BEGIN

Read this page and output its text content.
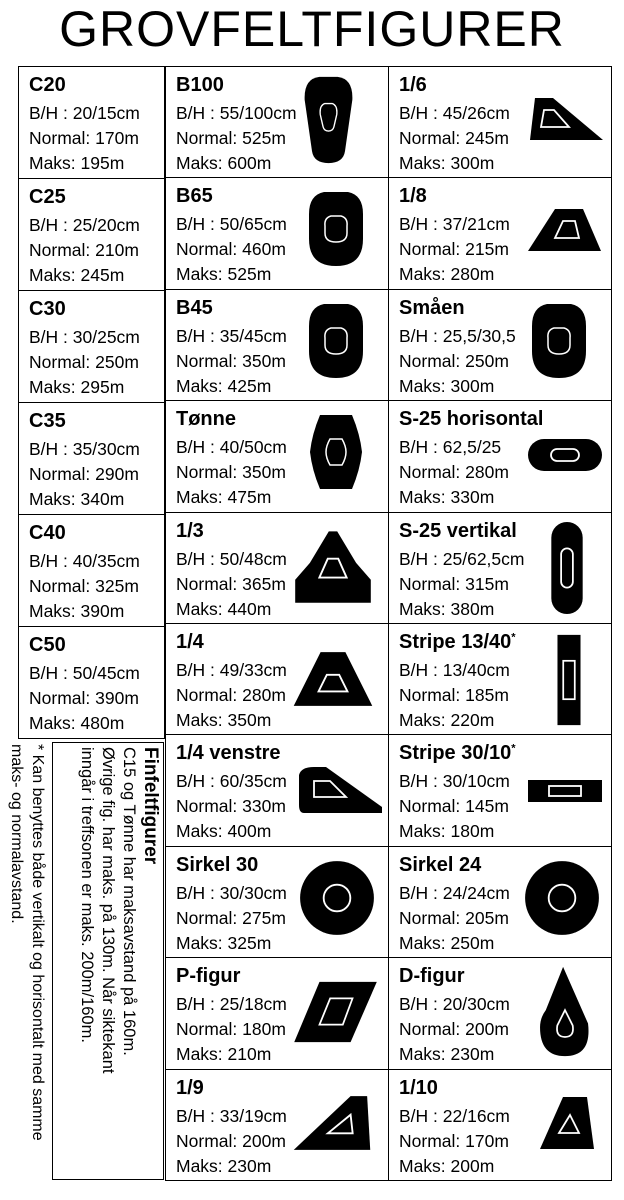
GROVFELTFIGURER
C20
B/H : 20/15cm
Normal: 170m
Maks: 195m
C25
B/H : 25/20cm
Normal: 210m
Maks: 245m
C30
B/H : 30/25cm
Normal: 250m
Maks: 295m
C35
B/H : 35/30cm
Normal: 290m
Maks: 340m
C40
B/H : 40/35cm
Normal: 325m
Maks: 390m
C50
B/H : 50/45cm
Normal: 390m
Maks: 480m
B100
B/H : 55/100cm
Normal: 525m
Maks: 600m
B65
B/H : 50/65cm
Normal: 460m
Maks: 525m
B45
B/H : 35/45cm
Normal: 350m
Maks: 425m
Tønne
B/H : 40/50cm
Normal: 350m
Maks: 475m
1/3
B/H : 50/48cm
Normal: 365m
Maks: 440m
1/4
B/H : 49/33cm
Normal: 280m
Maks: 350m
1/4 venstre
B/H : 60/35cm
Normal: 330m
Maks: 400m
Sirkel 30
B/H : 30/30cm
Normal: 275m
Maks: 325m
P-figur
B/H : 25/18cm
Normal: 180m
Maks: 210m
1/9
B/H : 33/19cm
Normal: 200m
Maks: 230m
1/6
B/H : 45/26cm
Normal: 245m
Maks: 300m
1/8
B/H : 37/21cm
Normal: 215m
Maks: 280m
Småen
B/H : 25,5/30,5
Normal: 250m
Maks: 300m
S-25 horisontal
B/H : 62,5/25
Normal: 280m
Maks: 330m
S-25 vertikal
B/H : 25/62,5cm
Normal: 315m
Maks: 380m
Stripe 13/40*
B/H : 13/40cm
Normal: 185m
Maks: 220m
Stripe 30/10*
B/H : 30/10cm
Normal: 145m
Maks: 180m
Sirkel 24
B/H : 24/24cm
Normal: 205m
Maks: 250m
D-figur
B/H : 20/30cm
Normal: 200m
Maks: 230m
1/10
B/H : 22/16cm
Normal: 170m
Maks: 200m
Finfeltfigurer
C15 og Tønne har maksavstand på 160m.
Øvrige fig. har maks. på 130m. Når siktekant
inngår i treffsonen er maks. 200m/160m.
* Kan benyttes både vertikalt og horisontalt med samme
maks- og normalavstand.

END

EXERCISE :: Show every line that contains the word "Tønne".

WRITTEN SOLUTION ::
Tønne
C15 og Tønne har maksavstand på 160m.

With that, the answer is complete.